**Records shown**
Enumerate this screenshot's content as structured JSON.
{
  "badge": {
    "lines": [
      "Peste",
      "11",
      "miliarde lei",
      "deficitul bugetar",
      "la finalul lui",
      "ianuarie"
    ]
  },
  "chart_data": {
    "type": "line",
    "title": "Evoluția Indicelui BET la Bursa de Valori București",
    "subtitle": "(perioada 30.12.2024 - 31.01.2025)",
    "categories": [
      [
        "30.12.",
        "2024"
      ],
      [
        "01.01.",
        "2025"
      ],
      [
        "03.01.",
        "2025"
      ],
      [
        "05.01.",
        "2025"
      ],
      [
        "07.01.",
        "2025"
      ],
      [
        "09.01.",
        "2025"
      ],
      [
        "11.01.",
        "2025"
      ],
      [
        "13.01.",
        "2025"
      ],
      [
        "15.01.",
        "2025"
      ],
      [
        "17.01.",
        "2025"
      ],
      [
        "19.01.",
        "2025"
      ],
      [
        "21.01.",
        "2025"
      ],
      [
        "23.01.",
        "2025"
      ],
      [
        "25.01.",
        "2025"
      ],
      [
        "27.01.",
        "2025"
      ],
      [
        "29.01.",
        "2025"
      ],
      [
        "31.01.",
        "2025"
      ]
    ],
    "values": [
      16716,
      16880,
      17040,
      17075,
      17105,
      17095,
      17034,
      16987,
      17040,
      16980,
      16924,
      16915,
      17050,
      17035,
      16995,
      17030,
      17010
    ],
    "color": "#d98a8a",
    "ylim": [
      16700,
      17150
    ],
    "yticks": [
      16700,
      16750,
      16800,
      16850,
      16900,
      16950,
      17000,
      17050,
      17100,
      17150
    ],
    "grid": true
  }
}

**Directions for this task**
Reproduce each line verbatim.

**Answer to this problem**
Enumerate this screenshot's content as structured JSON.
{
  "badge": {
    "lines": [
      "Peste",
      "11",
      "miliarde lei",
      "deficitul bugetar",
      "la finalul lui",
      "ianuarie"
    ]
  },
  "chart_data": {
    "type": "line",
    "title": "Evoluția Indicelui BET la Bursa de Valori București",
    "subtitle": "(perioada 30.12.2024 - 31.01.2025)",
    "categories": [
      [
        "30.12.",
        "2024"
      ],
      [
        "01.01.",
        "2025"
      ],
      [
        "03.01.",
        "2025"
      ],
      [
        "05.01.",
        "2025"
      ],
      [
        "07.01.",
        "2025"
      ],
      [
        "09.01.",
        "2025"
      ],
      [
        "11.01.",
        "2025"
      ],
      [
        "13.01.",
        "2025"
      ],
      [
        "15.01.",
        "2025"
      ],
      [
        "17.01.",
        "2025"
      ],
      [
        "19.01.",
        "2025"
      ],
      [
        "21.01.",
        "2025"
      ],
      [
        "23.01.",
        "2025"
      ],
      [
        "25.01.",
        "2025"
      ],
      [
        "27.01.",
        "2025"
      ],
      [
        "29.01.",
        "2025"
      ],
      [
        "31.01.",
        "2025"
      ]
    ],
    "values": [
      16716,
      16880,
      17040,
      17075,
      17105,
      17095,
      17034,
      16987,
      17040,
      16980,
      16924,
      16915,
      17050,
      17035,
      16995,
      17030,
      17010
    ],
    "color": "#d98a8a",
    "ylim": [
      16700,
      17150
    ],
    "yticks": [
      16700,
      16750,
      16800,
      16850,
      16900,
      16950,
      17000,
      17050,
      17100,
      17150
    ],
    "grid": true
  }
}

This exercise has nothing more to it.